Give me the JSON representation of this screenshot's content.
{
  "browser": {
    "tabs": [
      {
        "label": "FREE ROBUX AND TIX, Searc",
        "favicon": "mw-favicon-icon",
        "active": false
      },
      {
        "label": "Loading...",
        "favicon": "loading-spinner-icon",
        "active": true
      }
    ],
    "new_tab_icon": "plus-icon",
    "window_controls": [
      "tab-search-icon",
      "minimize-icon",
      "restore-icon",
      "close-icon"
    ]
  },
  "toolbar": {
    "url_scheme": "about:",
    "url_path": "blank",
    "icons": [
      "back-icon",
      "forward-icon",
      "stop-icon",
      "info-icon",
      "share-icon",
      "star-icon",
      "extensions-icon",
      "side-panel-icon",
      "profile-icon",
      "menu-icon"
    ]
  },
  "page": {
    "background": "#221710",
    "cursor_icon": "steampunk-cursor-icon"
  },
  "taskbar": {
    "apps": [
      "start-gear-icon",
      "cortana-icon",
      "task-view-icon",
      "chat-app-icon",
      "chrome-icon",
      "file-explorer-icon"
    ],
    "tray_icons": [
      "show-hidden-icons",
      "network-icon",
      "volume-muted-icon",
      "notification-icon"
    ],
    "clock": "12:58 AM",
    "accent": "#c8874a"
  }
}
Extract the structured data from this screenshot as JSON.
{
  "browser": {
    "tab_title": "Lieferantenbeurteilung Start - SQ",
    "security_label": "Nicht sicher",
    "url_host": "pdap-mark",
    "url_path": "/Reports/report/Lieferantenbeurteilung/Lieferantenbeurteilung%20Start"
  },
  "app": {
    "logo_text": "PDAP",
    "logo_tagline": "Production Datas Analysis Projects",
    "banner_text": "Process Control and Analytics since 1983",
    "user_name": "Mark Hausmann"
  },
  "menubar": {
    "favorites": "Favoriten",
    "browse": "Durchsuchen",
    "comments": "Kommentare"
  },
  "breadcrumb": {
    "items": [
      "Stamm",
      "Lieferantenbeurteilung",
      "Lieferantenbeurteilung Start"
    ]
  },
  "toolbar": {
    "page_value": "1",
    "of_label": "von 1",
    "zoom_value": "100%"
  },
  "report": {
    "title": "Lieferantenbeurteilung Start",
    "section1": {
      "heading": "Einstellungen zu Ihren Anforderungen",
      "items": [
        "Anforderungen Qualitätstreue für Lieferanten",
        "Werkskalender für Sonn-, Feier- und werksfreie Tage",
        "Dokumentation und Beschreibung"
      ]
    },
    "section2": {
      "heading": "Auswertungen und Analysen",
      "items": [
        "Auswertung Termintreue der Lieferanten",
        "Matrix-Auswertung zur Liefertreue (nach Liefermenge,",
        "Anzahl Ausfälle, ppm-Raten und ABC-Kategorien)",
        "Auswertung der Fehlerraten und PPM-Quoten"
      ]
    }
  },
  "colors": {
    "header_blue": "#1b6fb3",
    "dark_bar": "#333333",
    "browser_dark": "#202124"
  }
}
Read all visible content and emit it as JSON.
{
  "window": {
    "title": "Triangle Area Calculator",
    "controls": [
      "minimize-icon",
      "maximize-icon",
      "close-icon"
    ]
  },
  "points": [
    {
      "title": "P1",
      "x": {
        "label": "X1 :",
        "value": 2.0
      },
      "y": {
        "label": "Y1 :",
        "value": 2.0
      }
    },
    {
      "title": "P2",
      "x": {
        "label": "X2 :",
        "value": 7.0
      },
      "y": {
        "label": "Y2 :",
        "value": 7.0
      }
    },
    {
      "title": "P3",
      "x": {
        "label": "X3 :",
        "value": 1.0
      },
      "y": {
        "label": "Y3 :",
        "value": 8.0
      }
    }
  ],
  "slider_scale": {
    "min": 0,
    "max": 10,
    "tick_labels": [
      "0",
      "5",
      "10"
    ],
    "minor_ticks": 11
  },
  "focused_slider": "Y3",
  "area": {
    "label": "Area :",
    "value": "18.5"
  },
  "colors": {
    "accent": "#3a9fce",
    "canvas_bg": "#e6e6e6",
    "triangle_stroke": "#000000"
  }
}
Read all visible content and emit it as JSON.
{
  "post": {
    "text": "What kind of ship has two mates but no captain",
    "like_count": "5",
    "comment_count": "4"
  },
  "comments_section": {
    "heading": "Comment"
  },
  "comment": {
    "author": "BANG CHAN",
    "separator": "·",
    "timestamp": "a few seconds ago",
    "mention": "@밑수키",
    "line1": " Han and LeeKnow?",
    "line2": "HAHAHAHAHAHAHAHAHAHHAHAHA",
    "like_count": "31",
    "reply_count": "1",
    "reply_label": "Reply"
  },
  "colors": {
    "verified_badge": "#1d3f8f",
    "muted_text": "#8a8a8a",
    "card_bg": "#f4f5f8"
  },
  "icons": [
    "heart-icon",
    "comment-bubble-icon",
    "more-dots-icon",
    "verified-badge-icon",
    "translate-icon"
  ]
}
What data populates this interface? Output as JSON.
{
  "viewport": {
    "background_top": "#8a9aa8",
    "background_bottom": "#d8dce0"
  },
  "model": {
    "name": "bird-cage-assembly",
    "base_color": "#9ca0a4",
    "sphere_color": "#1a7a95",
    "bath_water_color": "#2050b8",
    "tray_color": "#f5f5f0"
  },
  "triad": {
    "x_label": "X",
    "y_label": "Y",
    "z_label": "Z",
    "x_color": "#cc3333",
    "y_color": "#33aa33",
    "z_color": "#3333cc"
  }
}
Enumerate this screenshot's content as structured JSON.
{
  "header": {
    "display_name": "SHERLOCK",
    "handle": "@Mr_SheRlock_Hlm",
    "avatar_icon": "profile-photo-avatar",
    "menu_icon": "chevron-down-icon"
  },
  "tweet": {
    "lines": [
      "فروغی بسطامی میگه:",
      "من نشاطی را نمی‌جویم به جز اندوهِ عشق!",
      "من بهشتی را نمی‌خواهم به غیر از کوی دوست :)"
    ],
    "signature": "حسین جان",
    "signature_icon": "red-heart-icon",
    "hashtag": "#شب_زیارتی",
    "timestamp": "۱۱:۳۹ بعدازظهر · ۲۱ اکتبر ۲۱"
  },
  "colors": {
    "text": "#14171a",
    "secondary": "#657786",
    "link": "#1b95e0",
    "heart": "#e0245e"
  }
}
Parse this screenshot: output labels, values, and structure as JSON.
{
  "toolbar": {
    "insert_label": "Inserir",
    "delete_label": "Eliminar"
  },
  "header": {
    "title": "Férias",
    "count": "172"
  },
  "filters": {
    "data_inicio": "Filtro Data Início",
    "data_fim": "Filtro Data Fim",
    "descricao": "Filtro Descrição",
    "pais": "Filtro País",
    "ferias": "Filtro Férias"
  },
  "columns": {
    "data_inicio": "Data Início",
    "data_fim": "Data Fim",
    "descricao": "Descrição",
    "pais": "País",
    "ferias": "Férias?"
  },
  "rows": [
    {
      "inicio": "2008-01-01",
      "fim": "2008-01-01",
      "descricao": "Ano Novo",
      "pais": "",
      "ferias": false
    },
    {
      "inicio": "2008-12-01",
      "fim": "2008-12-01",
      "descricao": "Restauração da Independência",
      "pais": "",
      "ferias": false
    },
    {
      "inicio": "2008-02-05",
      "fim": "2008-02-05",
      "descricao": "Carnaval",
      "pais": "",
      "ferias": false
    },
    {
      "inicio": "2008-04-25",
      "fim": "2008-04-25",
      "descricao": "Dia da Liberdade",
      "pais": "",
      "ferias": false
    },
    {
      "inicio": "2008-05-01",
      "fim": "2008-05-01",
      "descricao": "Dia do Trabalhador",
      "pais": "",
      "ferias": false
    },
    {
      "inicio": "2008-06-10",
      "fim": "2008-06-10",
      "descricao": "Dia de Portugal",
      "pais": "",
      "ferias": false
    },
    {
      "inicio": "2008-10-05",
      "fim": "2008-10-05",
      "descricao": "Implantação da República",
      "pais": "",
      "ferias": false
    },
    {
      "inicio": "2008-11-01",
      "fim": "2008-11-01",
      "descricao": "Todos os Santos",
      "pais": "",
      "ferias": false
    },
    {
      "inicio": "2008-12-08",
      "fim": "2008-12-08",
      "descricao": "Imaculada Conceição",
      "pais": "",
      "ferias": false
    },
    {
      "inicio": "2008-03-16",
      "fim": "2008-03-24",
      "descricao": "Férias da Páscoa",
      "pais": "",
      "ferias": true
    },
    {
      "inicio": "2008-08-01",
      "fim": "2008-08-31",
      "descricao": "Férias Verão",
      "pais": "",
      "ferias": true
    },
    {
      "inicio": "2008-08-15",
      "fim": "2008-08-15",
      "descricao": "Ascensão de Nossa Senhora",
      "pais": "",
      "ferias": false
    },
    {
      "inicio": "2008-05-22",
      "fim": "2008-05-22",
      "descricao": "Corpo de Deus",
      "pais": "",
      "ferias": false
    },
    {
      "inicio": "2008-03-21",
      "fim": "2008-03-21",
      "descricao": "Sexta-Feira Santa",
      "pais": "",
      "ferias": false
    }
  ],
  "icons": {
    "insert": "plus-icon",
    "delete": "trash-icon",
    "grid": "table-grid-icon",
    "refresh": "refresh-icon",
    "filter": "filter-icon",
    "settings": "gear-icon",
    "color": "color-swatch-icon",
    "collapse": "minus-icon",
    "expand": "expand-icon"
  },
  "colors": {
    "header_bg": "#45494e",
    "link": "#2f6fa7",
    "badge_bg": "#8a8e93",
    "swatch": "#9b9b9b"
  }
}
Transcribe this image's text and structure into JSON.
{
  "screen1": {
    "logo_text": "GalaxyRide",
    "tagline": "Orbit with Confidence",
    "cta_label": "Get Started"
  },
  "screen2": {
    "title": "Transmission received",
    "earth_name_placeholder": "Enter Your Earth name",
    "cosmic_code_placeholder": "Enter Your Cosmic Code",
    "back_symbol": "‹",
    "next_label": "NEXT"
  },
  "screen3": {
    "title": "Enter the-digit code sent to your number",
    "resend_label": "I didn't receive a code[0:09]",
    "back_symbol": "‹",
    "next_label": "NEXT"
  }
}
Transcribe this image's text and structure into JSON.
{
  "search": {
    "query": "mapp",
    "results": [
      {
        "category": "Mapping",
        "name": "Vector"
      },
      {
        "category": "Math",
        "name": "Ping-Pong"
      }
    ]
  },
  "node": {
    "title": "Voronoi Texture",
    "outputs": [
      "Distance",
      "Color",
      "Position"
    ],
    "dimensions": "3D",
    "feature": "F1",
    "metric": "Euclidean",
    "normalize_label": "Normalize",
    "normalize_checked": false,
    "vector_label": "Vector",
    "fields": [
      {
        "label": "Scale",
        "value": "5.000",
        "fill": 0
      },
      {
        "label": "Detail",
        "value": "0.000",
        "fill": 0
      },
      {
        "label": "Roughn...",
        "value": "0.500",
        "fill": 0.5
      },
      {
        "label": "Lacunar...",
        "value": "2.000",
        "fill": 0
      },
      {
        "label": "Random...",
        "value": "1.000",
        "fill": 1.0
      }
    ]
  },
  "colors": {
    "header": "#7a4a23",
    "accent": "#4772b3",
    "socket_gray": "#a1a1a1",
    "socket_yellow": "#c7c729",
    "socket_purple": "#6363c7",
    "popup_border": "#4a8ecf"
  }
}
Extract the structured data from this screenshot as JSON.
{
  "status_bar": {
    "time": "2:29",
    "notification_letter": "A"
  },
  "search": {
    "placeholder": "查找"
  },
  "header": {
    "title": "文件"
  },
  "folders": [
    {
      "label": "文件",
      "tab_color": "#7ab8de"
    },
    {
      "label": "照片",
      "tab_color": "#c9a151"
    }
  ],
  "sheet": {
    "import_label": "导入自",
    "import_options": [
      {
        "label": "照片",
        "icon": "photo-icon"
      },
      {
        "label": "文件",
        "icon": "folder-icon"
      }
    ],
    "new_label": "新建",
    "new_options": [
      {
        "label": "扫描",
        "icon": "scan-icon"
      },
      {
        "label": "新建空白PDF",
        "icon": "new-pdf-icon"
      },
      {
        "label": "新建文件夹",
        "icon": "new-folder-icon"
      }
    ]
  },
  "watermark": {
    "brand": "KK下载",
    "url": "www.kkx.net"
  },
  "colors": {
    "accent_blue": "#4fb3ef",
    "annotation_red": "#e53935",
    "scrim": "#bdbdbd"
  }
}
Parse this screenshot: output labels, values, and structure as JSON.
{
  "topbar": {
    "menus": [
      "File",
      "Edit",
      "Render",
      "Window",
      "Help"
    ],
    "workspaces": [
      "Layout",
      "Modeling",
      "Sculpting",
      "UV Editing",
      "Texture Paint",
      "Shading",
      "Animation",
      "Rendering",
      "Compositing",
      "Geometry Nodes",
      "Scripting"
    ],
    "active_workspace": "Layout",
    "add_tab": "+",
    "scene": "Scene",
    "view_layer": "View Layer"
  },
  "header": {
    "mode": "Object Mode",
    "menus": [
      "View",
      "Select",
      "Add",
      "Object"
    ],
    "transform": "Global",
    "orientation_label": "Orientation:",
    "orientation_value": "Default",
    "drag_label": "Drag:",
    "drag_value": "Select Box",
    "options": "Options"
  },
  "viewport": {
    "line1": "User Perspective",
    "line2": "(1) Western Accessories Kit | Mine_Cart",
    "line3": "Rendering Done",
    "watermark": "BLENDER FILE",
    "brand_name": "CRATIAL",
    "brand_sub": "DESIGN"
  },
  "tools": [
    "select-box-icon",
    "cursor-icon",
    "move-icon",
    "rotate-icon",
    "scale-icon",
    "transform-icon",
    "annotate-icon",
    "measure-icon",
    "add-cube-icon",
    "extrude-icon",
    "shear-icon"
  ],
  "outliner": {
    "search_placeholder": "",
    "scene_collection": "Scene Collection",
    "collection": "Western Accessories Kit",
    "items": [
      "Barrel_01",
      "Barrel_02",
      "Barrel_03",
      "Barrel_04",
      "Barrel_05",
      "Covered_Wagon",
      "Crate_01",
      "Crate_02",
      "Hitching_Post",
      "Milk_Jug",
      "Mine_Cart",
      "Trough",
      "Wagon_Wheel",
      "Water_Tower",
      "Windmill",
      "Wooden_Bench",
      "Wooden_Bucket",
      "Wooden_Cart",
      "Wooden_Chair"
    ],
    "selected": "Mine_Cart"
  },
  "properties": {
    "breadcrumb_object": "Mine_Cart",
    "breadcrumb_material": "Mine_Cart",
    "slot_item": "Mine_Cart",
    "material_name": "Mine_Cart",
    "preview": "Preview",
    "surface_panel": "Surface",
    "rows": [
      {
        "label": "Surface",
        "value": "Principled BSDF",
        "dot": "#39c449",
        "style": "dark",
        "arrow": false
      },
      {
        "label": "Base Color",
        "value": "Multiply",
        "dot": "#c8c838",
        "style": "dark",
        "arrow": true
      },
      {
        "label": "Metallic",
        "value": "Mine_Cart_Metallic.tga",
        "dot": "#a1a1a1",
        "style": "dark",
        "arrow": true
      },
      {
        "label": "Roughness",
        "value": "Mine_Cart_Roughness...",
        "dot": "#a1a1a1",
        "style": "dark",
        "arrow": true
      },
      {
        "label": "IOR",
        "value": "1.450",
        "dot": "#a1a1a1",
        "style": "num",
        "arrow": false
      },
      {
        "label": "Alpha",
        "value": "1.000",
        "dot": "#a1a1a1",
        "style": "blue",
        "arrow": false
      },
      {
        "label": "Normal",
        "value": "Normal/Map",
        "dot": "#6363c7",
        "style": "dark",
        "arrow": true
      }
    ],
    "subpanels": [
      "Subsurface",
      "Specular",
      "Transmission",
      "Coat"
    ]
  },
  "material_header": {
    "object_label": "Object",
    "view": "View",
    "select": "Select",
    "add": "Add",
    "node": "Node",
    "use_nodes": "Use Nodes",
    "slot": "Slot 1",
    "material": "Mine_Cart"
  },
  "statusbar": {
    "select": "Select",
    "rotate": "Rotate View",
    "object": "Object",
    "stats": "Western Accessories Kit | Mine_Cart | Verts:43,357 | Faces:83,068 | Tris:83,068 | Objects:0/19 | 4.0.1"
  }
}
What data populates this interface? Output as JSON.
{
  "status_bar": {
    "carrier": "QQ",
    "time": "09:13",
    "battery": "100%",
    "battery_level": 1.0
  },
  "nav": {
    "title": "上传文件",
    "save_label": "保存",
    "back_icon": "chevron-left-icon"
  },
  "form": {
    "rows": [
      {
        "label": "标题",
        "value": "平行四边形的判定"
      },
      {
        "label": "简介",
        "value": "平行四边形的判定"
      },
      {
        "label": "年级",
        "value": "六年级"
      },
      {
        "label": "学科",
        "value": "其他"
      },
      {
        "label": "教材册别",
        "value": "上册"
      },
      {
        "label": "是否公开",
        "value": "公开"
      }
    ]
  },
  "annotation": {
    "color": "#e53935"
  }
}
..............................
Search the entries for the word "Início", then gather every line that has it.

    "data_inicio": "Filtro Data Início",
    "data_inicio": "Data Início",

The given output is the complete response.